**** RECORDS SUPPLIED

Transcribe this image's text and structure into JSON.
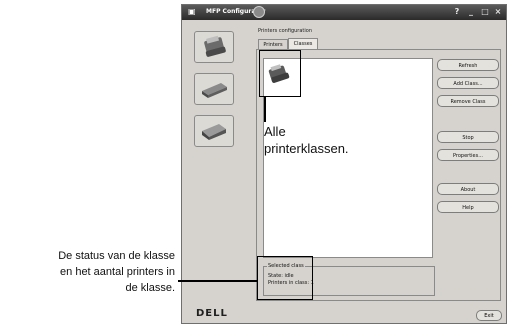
{
  "window": {
    "title": "MFP Configurator",
    "controls": [
      "?",
      "_",
      "□",
      "×"
    ]
  },
  "group": {
    "label": "Printers configuration"
  },
  "tabs": [
    {
      "label": "Printers",
      "active": false
    },
    {
      "label": "Classes",
      "active": true
    }
  ],
  "side_buttons": [
    {
      "icon": "printer-icon"
    },
    {
      "icon": "scanner-icon"
    },
    {
      "icon": "port-icon"
    }
  ],
  "buttons": {
    "refresh": "Refresh",
    "add_class": "Add Class...",
    "remove_class": "Remove Class",
    "stop": "Stop",
    "properties": "Properties...",
    "about": "About",
    "help": "Help",
    "exit": "Exit"
  },
  "selected_class": {
    "title": "Selected class",
    "state": "State: idle",
    "count": "Printers in class: 1"
  },
  "logo": "DELL",
  "callouts": {
    "classes": "Alle printerklassen.",
    "classes_line1": "Alle",
    "classes_line2": "printerklassen.",
    "status_line1": "De status van de klasse",
    "status_line2": "en het aantal printers in",
    "status_line3": "de klasse."
  }
}
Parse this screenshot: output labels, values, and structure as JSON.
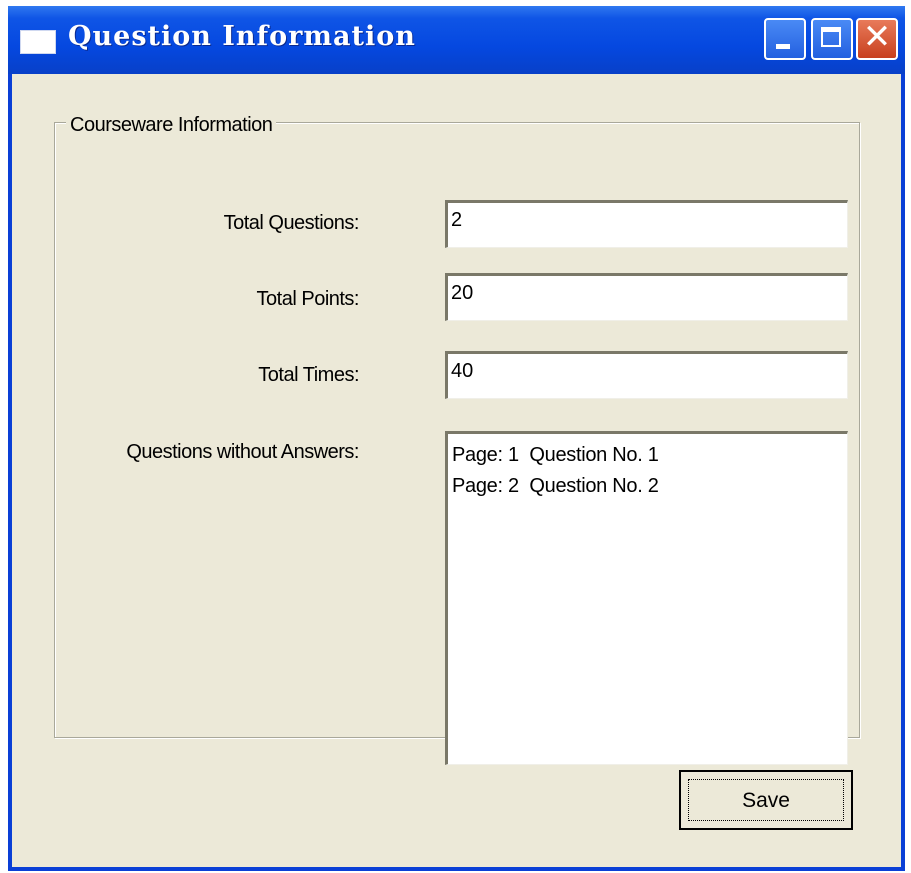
{
  "window": {
    "title": "Question Information"
  },
  "groupbox": {
    "legend": "Courseware Information"
  },
  "fields": {
    "total_questions": {
      "label": "Total Questions:",
      "value": "2"
    },
    "total_points": {
      "label": "Total Points:",
      "value": "20"
    },
    "total_times": {
      "label": "Total Times:",
      "value": "40"
    }
  },
  "unanswered": {
    "label": "Questions without Answers:",
    "items": [
      "Page: 1  Question No. 1",
      "Page: 2  Question No. 2"
    ]
  },
  "buttons": {
    "save_label": "Save"
  },
  "icons": {
    "window": "window-icon",
    "minimize": "minimize-icon",
    "maximize": "maximize-icon",
    "close": "close-icon"
  },
  "colors": {
    "titlebar": "#0548e0",
    "client_background": "#ece9d8",
    "close_button": "#c8401e"
  }
}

********

Repeat every record above exactly, but leave out any pictures.

Transcribe this image's text and structure into JSON.
{
  "window": {
    "title": "MFP Configurator",
    "controls": [
      "?",
      "_",
      "□",
      "×"
    ]
  },
  "group": {
    "label": "Printers configuration"
  },
  "tabs": [
    {
      "label": "Printers",
      "active": false
    },
    {
      "label": "Classes",
      "active": true
    }
  ],
  "side_buttons": [
    {
      "icon": "printer-icon"
    },
    {
      "icon": "scanner-icon"
    },
    {
      "icon": "port-icon"
    }
  ],
  "buttons": {
    "refresh": "Refresh",
    "add_class": "Add Class...",
    "remove_class": "Remove Class",
    "stop": "Stop",
    "properties": "Properties...",
    "about": "About",
    "help": "Help",
    "exit": "Exit"
  },
  "selected_class": {
    "title": "Selected class",
    "state": "State: idle",
    "count": "Printers in class: 1"
  },
  "logo": "DELL",
  "callouts": {
    "classes": "Alle printerklassen.",
    "classes_line1": "Alle",
    "classes_line2": "printerklassen.",
    "status_line1": "De status van de klasse",
    "status_line2": "en het aantal printers in",
    "status_line3": "de klasse."
  }
}
Parse this screenshot: output labels, values, and structure as JSON.
{
  "window": {
    "title": "Question Information"
  },
  "groupbox": {
    "legend": "Courseware Information"
  },
  "fields": {
    "total_questions": {
      "label": "Total Questions:",
      "value": "2"
    },
    "total_points": {
      "label": "Total Points:",
      "value": "20"
    },
    "total_times": {
      "label": "Total Times:",
      "value": "40"
    }
  },
  "unanswered": {
    "label": "Questions without Answers:",
    "items": [
      "Page: 1  Question No. 1",
      "Page: 2  Question No. 2"
    ]
  },
  "buttons": {
    "save_label": "Save"
  },
  "icons": {
    "window": "window-icon",
    "minimize": "minimize-icon",
    "maximize": "maximize-icon",
    "close": "close-icon"
  },
  "colors": {
    "titlebar": "#0548e0",
    "client_background": "#ece9d8",
    "close_button": "#c8401e"
  }
}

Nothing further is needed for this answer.